[YOUR GOAL]
Reproduce the records below exactly, leaving out any pictures.
┄┄┄┄┄┄┄┄┄┄┄┄┄┄┄┄┄┄┄┄
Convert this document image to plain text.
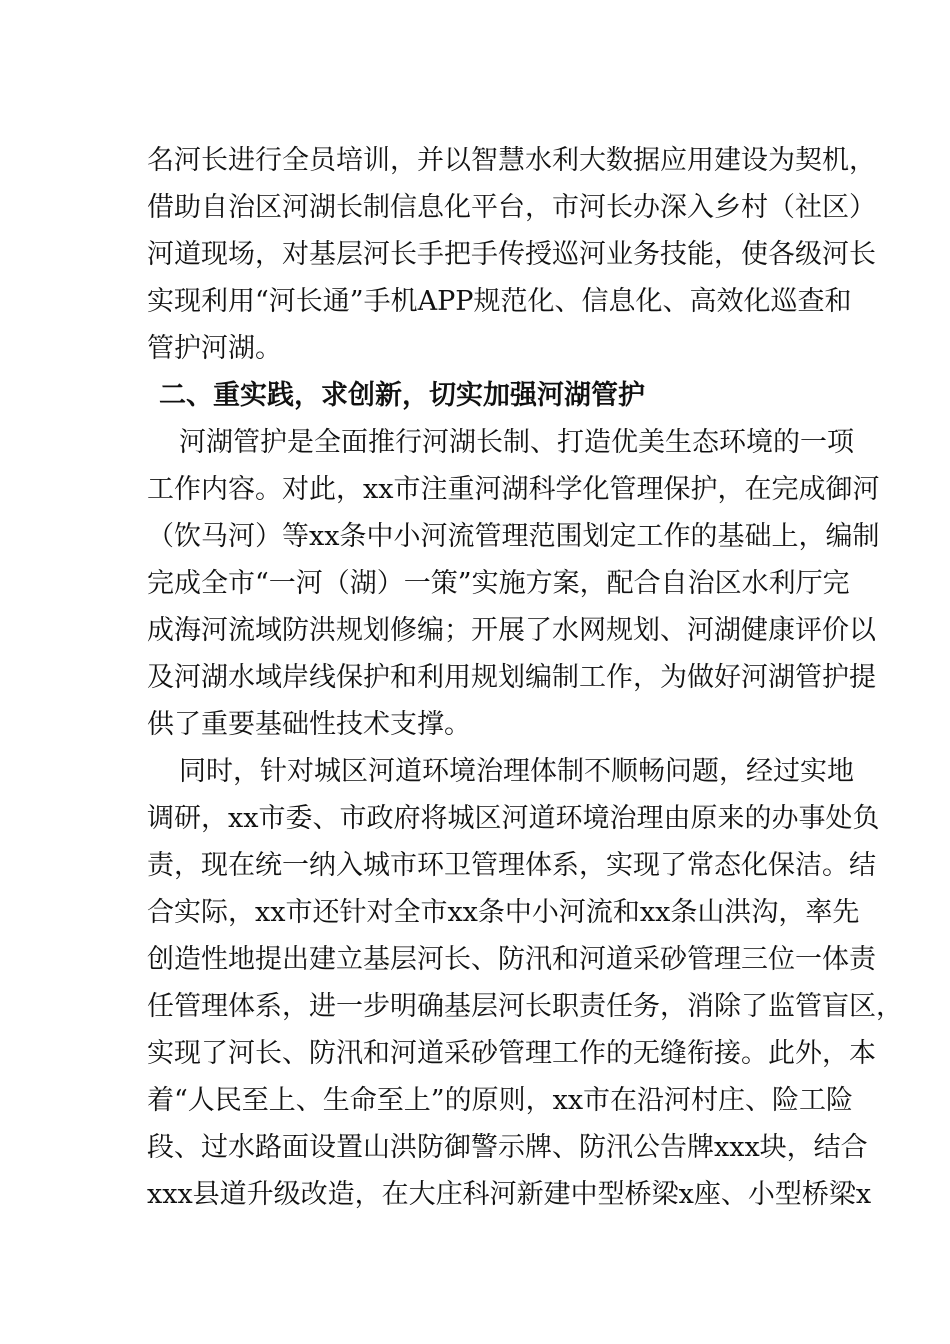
名河长进行全员培训，并以智慧水利大数据应用建设为契机，
借助自治区河湖长制信息化平台，市河长办深入乡村（社区）
河道现场，对基层河长手把手传授巡河业务技能，使各级河长
实现利用“河长通”手机APP规范化、信息化、高效化巡查和
管护河湖。
二、重实践，求创新，切实加强河湖管护
河湖管护是全面推行河湖长制、打造优美生态环境的一项
工作内容。对此，xx市注重河湖科学化管理保护，在完成御河
（饮马河）等xx条中小河流管理范围划定工作的基础上，编制
完成全市“一河（湖）一策”实施方案，配合自治区水利厅完
成海河流域防洪规划修编；开展了水网规划、河湖健康评价以
及河湖水域岸线保护和利用规划编制工作，为做好河湖管护提
供了重要基础性技术支撑。
同时，针对城区河道环境治理体制不顺畅问题，经过实地
调研，xx市委、市政府将城区河道环境治理由原来的办事处负
责，现在统一纳入城市环卫管理体系，实现了常态化保洁。结
合实际，xx市还针对全市xx条中小河流和xx条山洪沟，率先
创造性地提出建立基层河长、防汛和河道采砂管理三位一体责
任管理体系，进一步明确基层河长职责任务，消除了监管盲区，
实现了河长、防汛和河道采砂管理工作的无缝衔接。此外，本
着“人民至上、生命至上”的原则，xx市在沿河村庄、险工险
段、过水路面设置山洪防御警示牌、防汛公告牌xxx块，结合
xxx县道升级改造，在大庄科河新建中型桥梁x座、小型桥梁x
┄┄┄┄┄┄┄┄┄┄┄┄┄┄┄┄┄┄┄┄
[SOLUTION TO THIS EXERCISE]
Convert this document image to plain text.
名河长进行全员培训，并以智慧水利大数据应用建设为契机，
借助自治区河湖长制信息化平台，市河长办深入乡村（社区）
河道现场，对基层河长手把手传授巡河业务技能，使各级河长
实现利用“河长通”手机APP规范化、信息化、高效化巡查和
管护河湖。
二、重实践，求创新，切实加强河湖管护
河湖管护是全面推行河湖长制、打造优美生态环境的一项
工作内容。对此，xx市注重河湖科学化管理保护，在完成御河
（饮马河）等xx条中小河流管理范围划定工作的基础上，编制
完成全市“一河（湖）一策”实施方案，配合自治区水利厅完
成海河流域防洪规划修编；开展了水网规划、河湖健康评价以
及河湖水域岸线保护和利用规划编制工作，为做好河湖管护提
供了重要基础性技术支撑。
同时，针对城区河道环境治理体制不顺畅问题，经过实地
调研，xx市委、市政府将城区河道环境治理由原来的办事处负
责，现在统一纳入城市环卫管理体系，实现了常态化保洁。结
合实际，xx市还针对全市xx条中小河流和xx条山洪沟，率先
创造性地提出建立基层河长、防汛和河道采砂管理三位一体责
任管理体系，进一步明确基层河长职责任务，消除了监管盲区，
实现了河长、防汛和河道采砂管理工作的无缝衔接。此外，本
着“人民至上、生命至上”的原则，xx市在沿河村庄、险工险
段、过水路面设置山洪防御警示牌、防汛公告牌xxx块，结合
xxx县道升级改造，在大庄科河新建中型桥梁x座、小型桥梁x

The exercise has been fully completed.